** Goal **
Starting with the line that has "Output a JSON" in it, repeat every line through the last one, word for word, and give nothing more.

** Stored data **
____
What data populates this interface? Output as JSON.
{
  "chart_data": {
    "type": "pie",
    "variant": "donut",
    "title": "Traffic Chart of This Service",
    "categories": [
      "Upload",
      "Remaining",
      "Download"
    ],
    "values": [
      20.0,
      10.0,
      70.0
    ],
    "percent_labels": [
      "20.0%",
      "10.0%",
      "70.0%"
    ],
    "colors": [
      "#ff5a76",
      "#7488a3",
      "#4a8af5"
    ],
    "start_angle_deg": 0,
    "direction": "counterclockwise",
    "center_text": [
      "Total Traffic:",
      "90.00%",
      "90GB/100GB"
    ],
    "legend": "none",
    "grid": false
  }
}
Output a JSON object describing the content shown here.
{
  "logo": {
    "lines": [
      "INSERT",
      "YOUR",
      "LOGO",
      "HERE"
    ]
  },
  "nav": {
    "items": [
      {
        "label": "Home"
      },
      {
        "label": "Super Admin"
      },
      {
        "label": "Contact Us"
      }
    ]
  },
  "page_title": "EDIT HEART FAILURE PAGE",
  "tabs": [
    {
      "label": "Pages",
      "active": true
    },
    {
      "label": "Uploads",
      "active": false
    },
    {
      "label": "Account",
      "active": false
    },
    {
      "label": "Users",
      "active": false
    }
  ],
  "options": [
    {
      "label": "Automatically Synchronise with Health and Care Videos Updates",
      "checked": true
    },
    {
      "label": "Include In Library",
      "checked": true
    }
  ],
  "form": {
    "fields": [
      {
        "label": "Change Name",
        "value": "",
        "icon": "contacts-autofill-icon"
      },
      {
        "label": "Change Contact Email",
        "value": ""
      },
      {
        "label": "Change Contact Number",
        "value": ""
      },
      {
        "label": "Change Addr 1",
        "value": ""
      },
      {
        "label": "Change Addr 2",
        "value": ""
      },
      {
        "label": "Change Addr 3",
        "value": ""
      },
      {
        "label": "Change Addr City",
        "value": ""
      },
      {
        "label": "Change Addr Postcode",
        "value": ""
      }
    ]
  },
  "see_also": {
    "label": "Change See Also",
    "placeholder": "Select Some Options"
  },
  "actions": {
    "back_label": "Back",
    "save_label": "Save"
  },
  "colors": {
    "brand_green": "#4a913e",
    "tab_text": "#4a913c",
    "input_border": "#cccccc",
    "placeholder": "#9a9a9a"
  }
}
____
** Task response **
Output a JSON object describing the content shown here.
{
  "logo": {
    "lines": [
      "INSERT",
      "YOUR",
      "LOGO",
      "HERE"
    ]
  },
  "nav": {
    "items": [
      {
        "label": "Home"
      },
      {
        "label": "Super Admin"
      },
      {
        "label": "Contact Us"
      }
    ]
  },
  "page_title": "EDIT HEART FAILURE PAGE",
  "tabs": [
    {
      "label": "Pages",
      "active": true
    },
    {
      "label": "Uploads",
      "active": false
    },
    {
      "label": "Account",
      "active": false
    },
    {
      "label": "Users",
      "active": false
    }
  ],
  "options": [
    {
      "label": "Automatically Synchronise with Health and Care Videos Updates",
      "checked": true
    },
    {
      "label": "Include In Library",
      "checked": true
    }
  ],
  "form": {
    "fields": [
      {
        "label": "Change Name",
        "value": "",
        "icon": "contacts-autofill-icon"
      },
      {
        "label": "Change Contact Email",
        "value": ""
      },
      {
        "label": "Change Contact Number",
        "value": ""
      },
      {
        "label": "Change Addr 1",
        "value": ""
      },
      {
        "label": "Change Addr 2",
        "value": ""
      },
      {
        "label": "Change Addr 3",
        "value": ""
      },
      {
        "label": "Change Addr City",
        "value": ""
      },
      {
        "label": "Change Addr Postcode",
        "value": ""
      }
    ]
  },
  "see_also": {
    "label": "Change See Also",
    "placeholder": "Select Some Options"
  },
  "actions": {
    "back_label": "Back",
    "save_label": "Save"
  },
  "colors": {
    "brand_green": "#4a913e",
    "tab_text": "#4a913c",
    "input_border": "#cccccc",
    "placeholder": "#9a9a9a"
  }
}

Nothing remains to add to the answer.